-- WHAT NEEDS TO BE DONE --
Your answer should be one number: how many lines of the records hold the string "Sheet".

-- Lines of data --
---+---
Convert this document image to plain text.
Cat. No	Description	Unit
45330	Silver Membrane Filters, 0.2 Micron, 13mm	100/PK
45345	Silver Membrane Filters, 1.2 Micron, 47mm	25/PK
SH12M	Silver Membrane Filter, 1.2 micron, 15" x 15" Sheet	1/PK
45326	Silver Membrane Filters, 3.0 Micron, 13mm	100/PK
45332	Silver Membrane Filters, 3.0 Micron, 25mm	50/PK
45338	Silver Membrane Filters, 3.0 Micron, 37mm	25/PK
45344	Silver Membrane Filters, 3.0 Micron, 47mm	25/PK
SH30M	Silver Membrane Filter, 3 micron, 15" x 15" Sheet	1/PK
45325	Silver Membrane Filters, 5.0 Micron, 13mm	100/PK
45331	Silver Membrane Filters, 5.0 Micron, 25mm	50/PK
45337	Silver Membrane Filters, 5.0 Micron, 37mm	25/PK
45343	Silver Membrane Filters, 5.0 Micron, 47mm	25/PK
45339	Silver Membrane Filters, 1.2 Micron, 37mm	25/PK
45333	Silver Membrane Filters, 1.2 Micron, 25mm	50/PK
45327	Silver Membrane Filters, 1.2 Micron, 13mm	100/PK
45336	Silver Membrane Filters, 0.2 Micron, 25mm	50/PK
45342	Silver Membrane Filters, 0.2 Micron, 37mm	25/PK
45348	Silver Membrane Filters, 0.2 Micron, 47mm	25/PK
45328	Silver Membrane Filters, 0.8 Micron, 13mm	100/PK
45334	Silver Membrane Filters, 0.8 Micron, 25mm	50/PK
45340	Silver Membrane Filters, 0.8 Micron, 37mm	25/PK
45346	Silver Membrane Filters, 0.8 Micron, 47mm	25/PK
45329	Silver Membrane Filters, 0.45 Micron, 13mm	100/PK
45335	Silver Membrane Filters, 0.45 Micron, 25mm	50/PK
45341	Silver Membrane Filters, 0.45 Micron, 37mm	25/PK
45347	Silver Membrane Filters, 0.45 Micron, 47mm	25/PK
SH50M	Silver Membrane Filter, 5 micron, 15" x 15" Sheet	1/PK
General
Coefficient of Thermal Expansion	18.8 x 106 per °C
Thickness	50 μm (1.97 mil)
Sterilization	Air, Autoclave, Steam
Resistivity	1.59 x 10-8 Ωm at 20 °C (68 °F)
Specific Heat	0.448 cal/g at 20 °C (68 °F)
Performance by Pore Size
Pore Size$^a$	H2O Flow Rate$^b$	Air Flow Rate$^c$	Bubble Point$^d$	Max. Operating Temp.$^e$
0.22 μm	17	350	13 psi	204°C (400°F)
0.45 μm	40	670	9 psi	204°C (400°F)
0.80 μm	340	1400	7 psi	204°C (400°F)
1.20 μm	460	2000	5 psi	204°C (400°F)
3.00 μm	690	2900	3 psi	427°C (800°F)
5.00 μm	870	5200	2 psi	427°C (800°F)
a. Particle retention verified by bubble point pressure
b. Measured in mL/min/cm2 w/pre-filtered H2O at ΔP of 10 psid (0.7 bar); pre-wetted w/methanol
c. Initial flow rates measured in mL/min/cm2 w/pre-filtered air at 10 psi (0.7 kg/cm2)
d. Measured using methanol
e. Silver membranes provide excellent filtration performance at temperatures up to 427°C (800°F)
---+---
-- REPLY --
3